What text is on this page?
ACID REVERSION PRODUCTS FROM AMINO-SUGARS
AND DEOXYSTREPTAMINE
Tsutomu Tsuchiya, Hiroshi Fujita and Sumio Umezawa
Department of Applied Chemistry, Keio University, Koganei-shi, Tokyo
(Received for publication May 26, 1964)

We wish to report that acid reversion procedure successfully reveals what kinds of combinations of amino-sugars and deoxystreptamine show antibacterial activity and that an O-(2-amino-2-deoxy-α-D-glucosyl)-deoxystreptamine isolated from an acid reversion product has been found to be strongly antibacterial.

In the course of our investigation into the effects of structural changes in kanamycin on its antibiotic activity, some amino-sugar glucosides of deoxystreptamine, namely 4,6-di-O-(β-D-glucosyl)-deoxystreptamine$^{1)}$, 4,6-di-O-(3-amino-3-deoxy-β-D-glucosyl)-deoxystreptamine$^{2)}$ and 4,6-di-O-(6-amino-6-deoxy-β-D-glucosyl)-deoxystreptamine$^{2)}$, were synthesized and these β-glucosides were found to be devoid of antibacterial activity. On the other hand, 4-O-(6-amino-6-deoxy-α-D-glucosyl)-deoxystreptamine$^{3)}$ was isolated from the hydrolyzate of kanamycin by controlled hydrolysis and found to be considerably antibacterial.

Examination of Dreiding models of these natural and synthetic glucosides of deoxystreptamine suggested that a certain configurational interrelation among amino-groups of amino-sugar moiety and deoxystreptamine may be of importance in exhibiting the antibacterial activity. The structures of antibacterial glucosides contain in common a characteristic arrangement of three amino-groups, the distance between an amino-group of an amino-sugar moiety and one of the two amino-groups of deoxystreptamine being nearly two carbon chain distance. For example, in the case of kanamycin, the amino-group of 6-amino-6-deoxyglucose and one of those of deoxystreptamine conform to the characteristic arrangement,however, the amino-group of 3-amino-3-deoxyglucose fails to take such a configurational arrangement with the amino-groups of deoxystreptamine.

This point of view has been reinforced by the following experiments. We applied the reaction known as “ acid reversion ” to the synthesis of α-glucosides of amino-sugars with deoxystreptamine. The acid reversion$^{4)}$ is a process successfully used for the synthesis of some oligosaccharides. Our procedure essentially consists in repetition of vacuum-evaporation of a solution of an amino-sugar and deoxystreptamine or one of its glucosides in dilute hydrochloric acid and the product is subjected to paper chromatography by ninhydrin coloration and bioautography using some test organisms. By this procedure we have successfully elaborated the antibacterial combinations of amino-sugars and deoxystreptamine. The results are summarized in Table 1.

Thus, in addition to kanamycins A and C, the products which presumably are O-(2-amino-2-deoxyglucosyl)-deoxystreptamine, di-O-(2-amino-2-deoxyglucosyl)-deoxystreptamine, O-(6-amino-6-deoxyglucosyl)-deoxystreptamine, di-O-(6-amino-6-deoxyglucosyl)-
┄┄┄┄┄┄┄┄┄┄┄┄┄┄┄┄┄┄┄┄
→ **What is being asked**
An exact retyping of every line in the records is needed.

→ **Answer section**
What text is on this page?
ACID REVERSION PRODUCTS FROM AMINO-SUGARS
AND DEOXYSTREPTAMINE
Tsutomu Tsuchiya, Hiroshi Fujita and Sumio Umezawa
Department of Applied Chemistry, Keio University, Koganei-shi, Tokyo
(Received for publication May 26, 1964)

We wish to report that acid reversion procedure successfully reveals what kinds of combinations of amino-sugars and deoxystreptamine show antibacterial activity and that an O-(2-amino-2-deoxy-α-D-glucosyl)-deoxystreptamine isolated from an acid reversion product has been found to be strongly antibacterial.

In the course of our investigation into the effects of structural changes in kanamycin on its antibiotic activity, some amino-sugar glucosides of deoxystreptamine, namely 4,6-di-O-(β-D-glucosyl)-deoxystreptamine$^{1)}$, 4,6-di-O-(3-amino-3-deoxy-β-D-glucosyl)-deoxystreptamine$^{2)}$ and 4,6-di-O-(6-amino-6-deoxy-β-D-glucosyl)-deoxystreptamine$^{2)}$, were synthesized and these β-glucosides were found to be devoid of antibacterial activity. On the other hand, 4-O-(6-amino-6-deoxy-α-D-glucosyl)-deoxystreptamine$^{3)}$ was isolated from the hydrolyzate of kanamycin by controlled hydrolysis and found to be considerably antibacterial.

Examination of Dreiding models of these natural and synthetic glucosides of deoxystreptamine suggested that a certain configurational interrelation among amino-groups of amino-sugar moiety and deoxystreptamine may be of importance in exhibiting the antibacterial activity. The structures of antibacterial glucosides contain in common a characteristic arrangement of three amino-groups, the distance between an amino-group of an amino-sugar moiety and one of the two amino-groups of deoxystreptamine being nearly two carbon chain distance. For example, in the case of kanamycin, the amino-group of 6-amino-6-deoxyglucose and one of those of deoxystreptamine conform to the characteristic arrangement,however, the amino-group of 3-amino-3-deoxyglucose fails to take such a configurational arrangement with the amino-groups of deoxystreptamine.

This point of view has been reinforced by the following experiments. We applied the reaction known as “ acid reversion ” to the synthesis of α-glucosides of amino-sugars with deoxystreptamine. The acid reversion$^{4)}$ is a process successfully used for the synthesis of some oligosaccharides. Our procedure essentially consists in repetition of vacuum-evaporation of a solution of an amino-sugar and deoxystreptamine or one of its glucosides in dilute hydrochloric acid and the product is subjected to paper chromatography by ninhydrin coloration and bioautography using some test organisms. By this procedure we have successfully elaborated the antibacterial combinations of amino-sugars and deoxystreptamine. The results are summarized in Table 1.

Thus, in addition to kanamycins A and C, the products which presumably are O-(2-amino-2-deoxyglucosyl)-deoxystreptamine, di-O-(2-amino-2-deoxyglucosyl)-deoxystreptamine, O-(6-amino-6-deoxyglucosyl)-deoxystreptamine, di-O-(6-amino-6-deoxyglucosyl)-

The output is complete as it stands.